* WHAT YOU WILL DO
Keep the pictures out and restate every record exactly.
◇ ◇ ◇
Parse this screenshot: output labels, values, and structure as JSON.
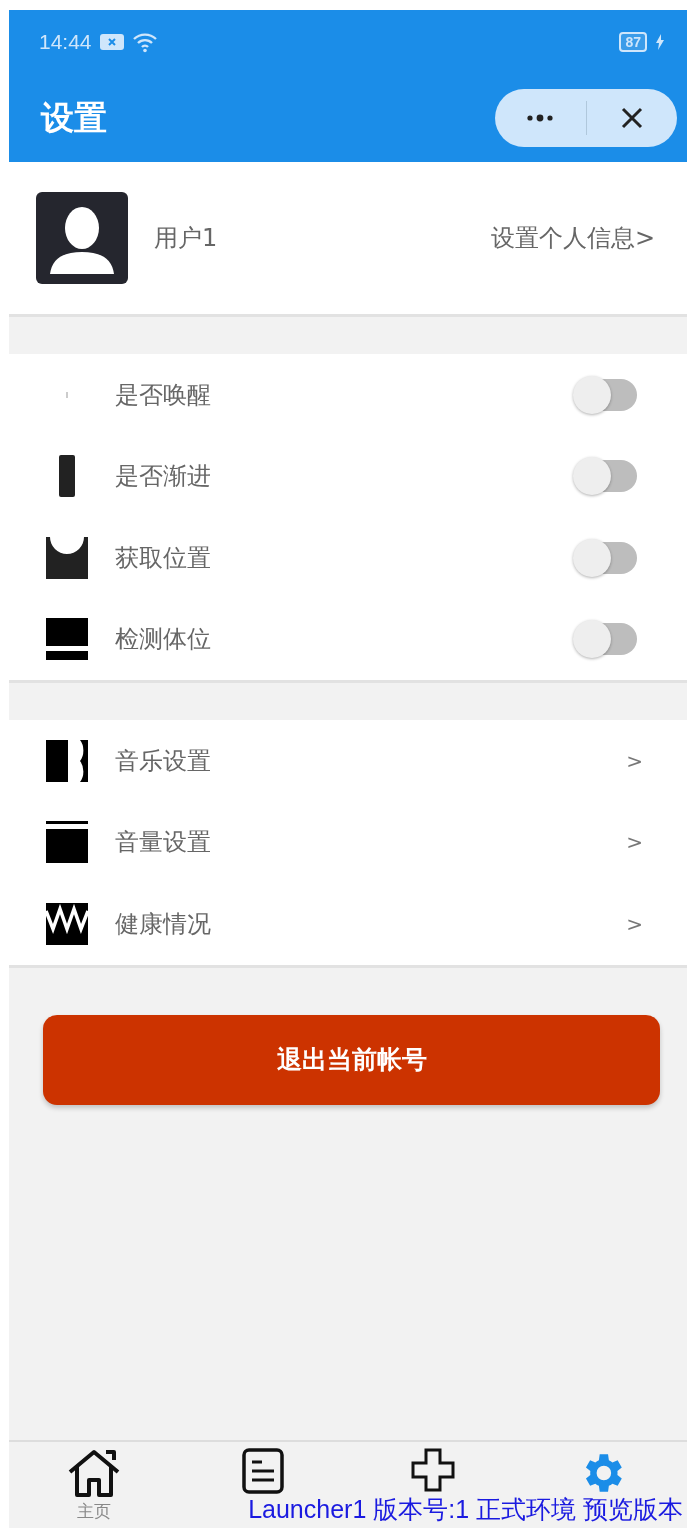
{
  "status_bar": {
    "time": "14:44",
    "battery": "87"
  },
  "header": {
    "title": "设置"
  },
  "profile": {
    "name": "用户1",
    "link": "设置个人信息>"
  },
  "toggles": [
    {
      "label": "是否唤醒",
      "on": false
    },
    {
      "label": "是否渐进",
      "on": false
    },
    {
      "label": "获取位置",
      "on": false
    },
    {
      "label": "检测体位",
      "on": false
    }
  ],
  "menu": [
    {
      "label": "音乐设置",
      "arrow": ">"
    },
    {
      "label": "音量设置",
      "arrow": ">"
    },
    {
      "label": "健康情况",
      "arrow": ">"
    }
  ],
  "logout_button": "退出当前帐号",
  "tab_bar": [
    {
      "label": "主页",
      "selected": false
    },
    {
      "selected": false
    },
    {
      "selected": false
    },
    {
      "selected": true
    }
  ],
  "version_overlay": "Launcher1 版本号:1 正式环境 预览版本"
}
◇ ◇ ◇
* OUTPUT FOR THIS TASK
Parse this screenshot: output labels, values, and structure as JSON.
{
  "status_bar": {
    "time": "14:44",
    "battery": "87"
  },
  "header": {
    "title": "设置"
  },
  "profile": {
    "name": "用户1",
    "link": "设置个人信息>"
  },
  "toggles": [
    {
      "label": "是否唤醒",
      "on": false
    },
    {
      "label": "是否渐进",
      "on": false
    },
    {
      "label": "获取位置",
      "on": false
    },
    {
      "label": "检测体位",
      "on": false
    }
  ],
  "menu": [
    {
      "label": "音乐设置",
      "arrow": ">"
    },
    {
      "label": "音量设置",
      "arrow": ">"
    },
    {
      "label": "健康情况",
      "arrow": ">"
    }
  ],
  "logout_button": "退出当前帐号",
  "tab_bar": [
    {
      "label": "主页",
      "selected": false
    },
    {
      "selected": false
    },
    {
      "selected": false
    },
    {
      "selected": true
    }
  ],
  "version_overlay": "Launcher1 版本号:1 正式环境 预览版本"
}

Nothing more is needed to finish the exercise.